(Items listed in a dataset)

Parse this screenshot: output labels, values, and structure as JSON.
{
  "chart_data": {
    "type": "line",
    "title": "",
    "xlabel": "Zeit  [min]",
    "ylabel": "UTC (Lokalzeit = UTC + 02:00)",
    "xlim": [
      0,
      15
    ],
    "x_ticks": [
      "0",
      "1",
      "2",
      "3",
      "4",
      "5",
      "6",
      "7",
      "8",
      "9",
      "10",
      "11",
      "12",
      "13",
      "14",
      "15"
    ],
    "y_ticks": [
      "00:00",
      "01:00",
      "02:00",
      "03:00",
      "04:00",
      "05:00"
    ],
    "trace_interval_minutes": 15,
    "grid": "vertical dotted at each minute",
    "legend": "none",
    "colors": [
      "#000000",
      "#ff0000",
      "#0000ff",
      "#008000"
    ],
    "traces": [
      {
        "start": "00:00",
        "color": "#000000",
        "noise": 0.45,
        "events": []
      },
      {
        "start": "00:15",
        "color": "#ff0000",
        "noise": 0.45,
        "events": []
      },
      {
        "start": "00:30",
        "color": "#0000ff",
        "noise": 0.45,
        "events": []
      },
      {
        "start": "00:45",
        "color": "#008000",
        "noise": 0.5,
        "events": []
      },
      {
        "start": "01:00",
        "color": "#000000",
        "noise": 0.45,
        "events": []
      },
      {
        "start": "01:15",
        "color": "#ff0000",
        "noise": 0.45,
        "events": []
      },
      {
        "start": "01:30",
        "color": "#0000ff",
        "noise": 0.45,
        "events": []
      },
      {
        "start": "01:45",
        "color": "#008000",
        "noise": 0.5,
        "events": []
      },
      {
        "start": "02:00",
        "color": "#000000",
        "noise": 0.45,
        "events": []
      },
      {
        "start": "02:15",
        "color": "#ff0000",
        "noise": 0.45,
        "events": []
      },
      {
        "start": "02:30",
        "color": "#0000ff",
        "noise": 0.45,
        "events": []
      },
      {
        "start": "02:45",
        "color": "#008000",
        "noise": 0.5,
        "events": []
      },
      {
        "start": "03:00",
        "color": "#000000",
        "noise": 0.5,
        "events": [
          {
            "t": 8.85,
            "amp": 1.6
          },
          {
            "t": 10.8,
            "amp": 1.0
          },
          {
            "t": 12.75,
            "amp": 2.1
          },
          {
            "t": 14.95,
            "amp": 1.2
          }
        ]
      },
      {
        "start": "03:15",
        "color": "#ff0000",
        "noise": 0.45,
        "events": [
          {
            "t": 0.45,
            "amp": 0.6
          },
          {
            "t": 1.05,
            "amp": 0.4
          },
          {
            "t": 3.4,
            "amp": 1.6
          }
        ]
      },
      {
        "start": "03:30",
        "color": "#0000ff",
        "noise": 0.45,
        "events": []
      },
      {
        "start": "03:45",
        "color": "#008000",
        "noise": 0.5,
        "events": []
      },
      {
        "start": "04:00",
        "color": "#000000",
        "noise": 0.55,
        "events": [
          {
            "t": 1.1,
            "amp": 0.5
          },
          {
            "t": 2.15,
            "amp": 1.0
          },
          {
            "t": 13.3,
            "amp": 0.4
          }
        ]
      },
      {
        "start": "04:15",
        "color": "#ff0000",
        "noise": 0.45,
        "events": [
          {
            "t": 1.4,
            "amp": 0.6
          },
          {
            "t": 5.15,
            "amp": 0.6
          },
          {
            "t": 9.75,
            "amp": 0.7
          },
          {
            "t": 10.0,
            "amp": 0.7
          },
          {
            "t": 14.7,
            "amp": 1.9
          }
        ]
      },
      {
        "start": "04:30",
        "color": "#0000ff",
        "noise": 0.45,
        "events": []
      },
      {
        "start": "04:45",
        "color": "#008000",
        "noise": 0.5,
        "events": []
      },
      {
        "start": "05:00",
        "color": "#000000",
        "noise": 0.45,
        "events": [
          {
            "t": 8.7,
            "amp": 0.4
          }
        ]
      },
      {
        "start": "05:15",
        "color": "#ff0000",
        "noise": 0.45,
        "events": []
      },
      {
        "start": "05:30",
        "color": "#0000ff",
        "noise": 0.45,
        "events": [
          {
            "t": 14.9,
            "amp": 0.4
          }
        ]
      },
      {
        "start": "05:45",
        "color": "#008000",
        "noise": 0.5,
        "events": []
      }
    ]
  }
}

WHAT YOU HAVE TO DO: Would you reproduce the material above in full, exactly as given?

EXERCISE RESULT:
Parse this screenshot: output labels, values, and structure as JSON.
{
  "chart_data": {
    "type": "line",
    "title": "",
    "xlabel": "Zeit  [min]",
    "ylabel": "UTC (Lokalzeit = UTC + 02:00)",
    "xlim": [
      0,
      15
    ],
    "x_ticks": [
      "0",
      "1",
      "2",
      "3",
      "4",
      "5",
      "6",
      "7",
      "8",
      "9",
      "10",
      "11",
      "12",
      "13",
      "14",
      "15"
    ],
    "y_ticks": [
      "00:00",
      "01:00",
      "02:00",
      "03:00",
      "04:00",
      "05:00"
    ],
    "trace_interval_minutes": 15,
    "grid": "vertical dotted at each minute",
    "legend": "none",
    "colors": [
      "#000000",
      "#ff0000",
      "#0000ff",
      "#008000"
    ],
    "traces": [
      {
        "start": "00:00",
        "color": "#000000",
        "noise": 0.45,
        "events": []
      },
      {
        "start": "00:15",
        "color": "#ff0000",
        "noise": 0.45,
        "events": []
      },
      {
        "start": "00:30",
        "color": "#0000ff",
        "noise": 0.45,
        "events": []
      },
      {
        "start": "00:45",
        "color": "#008000",
        "noise": 0.5,
        "events": []
      },
      {
        "start": "01:00",
        "color": "#000000",
        "noise": 0.45,
        "events": []
      },
      {
        "start": "01:15",
        "color": "#ff0000",
        "noise": 0.45,
        "events": []
      },
      {
        "start": "01:30",
        "color": "#0000ff",
        "noise": 0.45,
        "events": []
      },
      {
        "start": "01:45",
        "color": "#008000",
        "noise": 0.5,
        "events": []
      },
      {
        "start": "02:00",
        "color": "#000000",
        "noise": 0.45,
        "events": []
      },
      {
        "start": "02:15",
        "color": "#ff0000",
        "noise": 0.45,
        "events": []
      },
      {
        "start": "02:30",
        "color": "#0000ff",
        "noise": 0.45,
        "events": []
      },
      {
        "start": "02:45",
        "color": "#008000",
        "noise": 0.5,
        "events": []
      },
      {
        "start": "03:00",
        "color": "#000000",
        "noise": 0.5,
        "events": [
          {
            "t": 8.85,
            "amp": 1.6
          },
          {
            "t": 10.8,
            "amp": 1.0
          },
          {
            "t": 12.75,
            "amp": 2.1
          },
          {
            "t": 14.95,
            "amp": 1.2
          }
        ]
      },
      {
        "start": "03:15",
        "color": "#ff0000",
        "noise": 0.45,
        "events": [
          {
            "t": 0.45,
            "amp": 0.6
          },
          {
            "t": 1.05,
            "amp": 0.4
          },
          {
            "t": 3.4,
            "amp": 1.6
          }
        ]
      },
      {
        "start": "03:30",
        "color": "#0000ff",
        "noise": 0.45,
        "events": []
      },
      {
        "start": "03:45",
        "color": "#008000",
        "noise": 0.5,
        "events": []
      },
      {
        "start": "04:00",
        "color": "#000000",
        "noise": 0.55,
        "events": [
          {
            "t": 1.1,
            "amp": 0.5
          },
          {
            "t": 2.15,
            "amp": 1.0
          },
          {
            "t": 13.3,
            "amp": 0.4
          }
        ]
      },
      {
        "start": "04:15",
        "color": "#ff0000",
        "noise": 0.45,
        "events": [
          {
            "t": 1.4,
            "amp": 0.6
          },
          {
            "t": 5.15,
            "amp": 0.6
          },
          {
            "t": 9.75,
            "amp": 0.7
          },
          {
            "t": 10.0,
            "amp": 0.7
          },
          {
            "t": 14.7,
            "amp": 1.9
          }
        ]
      },
      {
        "start": "04:30",
        "color": "#0000ff",
        "noise": 0.45,
        "events": []
      },
      {
        "start": "04:45",
        "color": "#008000",
        "noise": 0.5,
        "events": []
      },
      {
        "start": "05:00",
        "color": "#000000",
        "noise": 0.45,
        "events": [
          {
            "t": 8.7,
            "amp": 0.4
          }
        ]
      },
      {
        "start": "05:15",
        "color": "#ff0000",
        "noise": 0.45,
        "events": []
      },
      {
        "start": "05:30",
        "color": "#0000ff",
        "noise": 0.45,
        "events": [
          {
            "t": 14.9,
            "amp": 0.4
          }
        ]
      },
      {
        "start": "05:45",
        "color": "#008000",
        "noise": 0.5,
        "events": []
      }
    ]
  }
}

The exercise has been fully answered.